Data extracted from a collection
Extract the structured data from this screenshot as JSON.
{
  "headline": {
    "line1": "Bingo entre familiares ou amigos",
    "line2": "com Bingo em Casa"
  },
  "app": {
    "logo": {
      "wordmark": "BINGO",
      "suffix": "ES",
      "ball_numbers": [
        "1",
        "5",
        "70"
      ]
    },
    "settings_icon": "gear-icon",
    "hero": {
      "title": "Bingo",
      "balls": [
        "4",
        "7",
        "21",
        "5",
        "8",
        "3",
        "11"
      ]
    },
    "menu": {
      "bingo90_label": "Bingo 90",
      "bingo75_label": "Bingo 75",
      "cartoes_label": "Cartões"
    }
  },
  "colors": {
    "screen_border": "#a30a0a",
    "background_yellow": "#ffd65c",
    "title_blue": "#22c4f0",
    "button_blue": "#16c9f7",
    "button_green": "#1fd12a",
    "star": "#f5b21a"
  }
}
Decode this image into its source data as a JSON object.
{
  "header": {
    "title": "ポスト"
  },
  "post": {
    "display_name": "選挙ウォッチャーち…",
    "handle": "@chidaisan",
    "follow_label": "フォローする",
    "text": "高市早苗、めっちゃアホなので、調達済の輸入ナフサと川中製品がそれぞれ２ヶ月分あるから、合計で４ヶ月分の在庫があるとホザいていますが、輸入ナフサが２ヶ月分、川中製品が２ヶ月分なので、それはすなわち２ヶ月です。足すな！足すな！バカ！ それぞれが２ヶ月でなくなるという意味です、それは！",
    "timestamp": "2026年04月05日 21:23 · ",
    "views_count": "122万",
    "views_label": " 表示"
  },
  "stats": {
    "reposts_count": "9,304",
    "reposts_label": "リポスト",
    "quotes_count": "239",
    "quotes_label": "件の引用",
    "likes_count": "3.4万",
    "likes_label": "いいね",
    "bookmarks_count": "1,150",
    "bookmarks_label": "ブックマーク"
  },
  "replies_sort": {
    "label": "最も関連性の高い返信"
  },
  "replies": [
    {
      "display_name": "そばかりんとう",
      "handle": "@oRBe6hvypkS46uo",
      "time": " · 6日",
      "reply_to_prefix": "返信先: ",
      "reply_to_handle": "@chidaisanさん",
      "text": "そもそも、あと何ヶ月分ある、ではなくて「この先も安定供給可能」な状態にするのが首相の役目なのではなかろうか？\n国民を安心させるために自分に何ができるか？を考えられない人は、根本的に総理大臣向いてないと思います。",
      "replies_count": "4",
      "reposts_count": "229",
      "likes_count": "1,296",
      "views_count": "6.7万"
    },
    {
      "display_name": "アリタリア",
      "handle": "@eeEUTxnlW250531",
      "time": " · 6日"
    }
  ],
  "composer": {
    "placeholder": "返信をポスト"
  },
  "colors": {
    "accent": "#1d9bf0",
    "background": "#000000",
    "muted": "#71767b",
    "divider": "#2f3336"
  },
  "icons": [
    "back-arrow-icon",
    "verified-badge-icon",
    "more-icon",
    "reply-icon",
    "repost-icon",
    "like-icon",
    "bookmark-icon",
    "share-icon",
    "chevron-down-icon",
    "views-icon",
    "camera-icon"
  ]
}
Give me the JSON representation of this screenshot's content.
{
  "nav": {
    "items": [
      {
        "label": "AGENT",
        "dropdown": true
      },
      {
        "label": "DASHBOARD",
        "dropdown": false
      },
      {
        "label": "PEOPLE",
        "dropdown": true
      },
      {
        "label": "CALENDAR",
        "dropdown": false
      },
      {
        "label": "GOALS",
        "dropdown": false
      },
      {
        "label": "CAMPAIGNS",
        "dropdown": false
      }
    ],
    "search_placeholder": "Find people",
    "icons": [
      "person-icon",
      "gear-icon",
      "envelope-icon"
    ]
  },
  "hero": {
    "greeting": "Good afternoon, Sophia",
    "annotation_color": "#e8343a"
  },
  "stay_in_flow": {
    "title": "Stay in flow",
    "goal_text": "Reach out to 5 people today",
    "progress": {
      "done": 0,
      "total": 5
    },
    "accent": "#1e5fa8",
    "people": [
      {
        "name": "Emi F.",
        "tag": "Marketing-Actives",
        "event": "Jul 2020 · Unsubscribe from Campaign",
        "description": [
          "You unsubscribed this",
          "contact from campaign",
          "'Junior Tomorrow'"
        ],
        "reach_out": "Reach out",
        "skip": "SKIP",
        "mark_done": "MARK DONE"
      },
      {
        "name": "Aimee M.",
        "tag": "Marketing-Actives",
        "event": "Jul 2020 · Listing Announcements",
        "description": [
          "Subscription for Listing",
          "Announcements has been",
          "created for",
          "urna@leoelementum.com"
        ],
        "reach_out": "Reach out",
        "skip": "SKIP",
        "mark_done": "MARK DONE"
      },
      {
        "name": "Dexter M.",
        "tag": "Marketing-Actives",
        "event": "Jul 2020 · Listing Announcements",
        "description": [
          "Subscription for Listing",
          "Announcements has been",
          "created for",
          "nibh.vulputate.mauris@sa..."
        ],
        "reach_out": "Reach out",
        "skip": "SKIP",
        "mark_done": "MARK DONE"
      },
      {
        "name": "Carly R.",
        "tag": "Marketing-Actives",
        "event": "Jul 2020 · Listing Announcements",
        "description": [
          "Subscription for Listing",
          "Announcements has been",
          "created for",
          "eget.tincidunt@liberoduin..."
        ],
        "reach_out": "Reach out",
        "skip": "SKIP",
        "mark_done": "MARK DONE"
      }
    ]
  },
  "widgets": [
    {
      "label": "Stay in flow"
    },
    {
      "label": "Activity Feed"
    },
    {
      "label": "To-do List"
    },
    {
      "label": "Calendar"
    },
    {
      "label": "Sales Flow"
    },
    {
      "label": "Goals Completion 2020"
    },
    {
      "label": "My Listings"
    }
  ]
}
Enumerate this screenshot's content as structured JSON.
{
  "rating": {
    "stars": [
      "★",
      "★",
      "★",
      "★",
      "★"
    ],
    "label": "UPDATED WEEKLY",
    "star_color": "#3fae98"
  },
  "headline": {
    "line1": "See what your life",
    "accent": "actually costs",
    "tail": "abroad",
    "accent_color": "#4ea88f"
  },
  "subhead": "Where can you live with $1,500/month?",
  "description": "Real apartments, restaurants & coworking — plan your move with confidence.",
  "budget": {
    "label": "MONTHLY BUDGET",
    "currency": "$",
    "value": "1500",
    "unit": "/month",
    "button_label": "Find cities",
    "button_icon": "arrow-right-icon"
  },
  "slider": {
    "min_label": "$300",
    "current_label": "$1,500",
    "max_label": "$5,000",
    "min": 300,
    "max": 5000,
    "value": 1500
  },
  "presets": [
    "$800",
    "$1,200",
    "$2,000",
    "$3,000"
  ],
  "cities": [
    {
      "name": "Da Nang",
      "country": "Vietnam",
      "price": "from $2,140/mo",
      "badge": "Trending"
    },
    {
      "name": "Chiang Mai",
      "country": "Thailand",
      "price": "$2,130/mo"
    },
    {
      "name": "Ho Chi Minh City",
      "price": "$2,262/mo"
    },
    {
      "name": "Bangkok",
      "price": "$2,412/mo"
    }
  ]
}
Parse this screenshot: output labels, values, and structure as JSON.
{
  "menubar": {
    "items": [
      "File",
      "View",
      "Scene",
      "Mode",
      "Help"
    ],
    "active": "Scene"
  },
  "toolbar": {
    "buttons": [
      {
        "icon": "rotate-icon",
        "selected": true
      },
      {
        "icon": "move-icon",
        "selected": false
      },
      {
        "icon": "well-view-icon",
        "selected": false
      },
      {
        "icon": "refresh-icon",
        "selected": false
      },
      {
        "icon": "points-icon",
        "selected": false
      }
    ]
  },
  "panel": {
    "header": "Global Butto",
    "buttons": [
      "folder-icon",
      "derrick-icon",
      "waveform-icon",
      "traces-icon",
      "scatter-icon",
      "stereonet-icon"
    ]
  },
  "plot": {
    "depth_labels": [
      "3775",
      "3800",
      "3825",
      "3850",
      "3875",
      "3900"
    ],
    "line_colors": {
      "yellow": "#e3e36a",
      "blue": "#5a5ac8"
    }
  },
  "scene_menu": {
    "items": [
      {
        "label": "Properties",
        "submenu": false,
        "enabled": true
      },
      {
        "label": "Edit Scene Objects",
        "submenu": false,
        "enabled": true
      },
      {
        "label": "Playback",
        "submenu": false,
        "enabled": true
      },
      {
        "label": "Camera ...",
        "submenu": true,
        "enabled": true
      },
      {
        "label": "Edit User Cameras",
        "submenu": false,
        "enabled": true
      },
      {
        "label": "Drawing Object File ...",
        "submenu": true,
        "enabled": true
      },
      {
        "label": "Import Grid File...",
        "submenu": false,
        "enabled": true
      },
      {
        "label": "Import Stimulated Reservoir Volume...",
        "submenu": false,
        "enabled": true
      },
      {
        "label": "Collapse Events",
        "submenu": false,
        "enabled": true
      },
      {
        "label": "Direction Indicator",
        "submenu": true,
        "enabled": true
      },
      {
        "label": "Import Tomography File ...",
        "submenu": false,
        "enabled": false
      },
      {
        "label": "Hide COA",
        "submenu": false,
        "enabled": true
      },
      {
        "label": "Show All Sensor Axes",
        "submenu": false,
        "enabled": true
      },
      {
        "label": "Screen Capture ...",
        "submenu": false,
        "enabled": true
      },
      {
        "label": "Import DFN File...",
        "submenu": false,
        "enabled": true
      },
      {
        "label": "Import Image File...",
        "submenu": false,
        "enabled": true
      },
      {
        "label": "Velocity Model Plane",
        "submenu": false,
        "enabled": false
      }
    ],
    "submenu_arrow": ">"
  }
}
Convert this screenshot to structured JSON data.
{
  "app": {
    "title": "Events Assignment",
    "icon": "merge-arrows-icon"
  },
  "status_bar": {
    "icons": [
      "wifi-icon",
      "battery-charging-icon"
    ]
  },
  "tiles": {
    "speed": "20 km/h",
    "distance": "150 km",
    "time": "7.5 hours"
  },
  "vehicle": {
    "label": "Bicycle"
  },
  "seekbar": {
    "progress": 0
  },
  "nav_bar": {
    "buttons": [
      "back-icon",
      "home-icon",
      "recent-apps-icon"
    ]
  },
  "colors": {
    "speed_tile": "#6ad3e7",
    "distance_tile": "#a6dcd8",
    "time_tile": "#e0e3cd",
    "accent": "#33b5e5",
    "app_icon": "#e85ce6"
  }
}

▶ What is being asked
Read the data above and pull out each line that holds the string "screenshot".

▶ Solution
Extract the structured data from this screenshot as JSON.
Give me the JSON representation of this screenshot's content.
Enumerate this screenshot's content as structured JSON.
Parse this screenshot: output labels, values, and structure as JSON.
Convert this screenshot to structured JSON data.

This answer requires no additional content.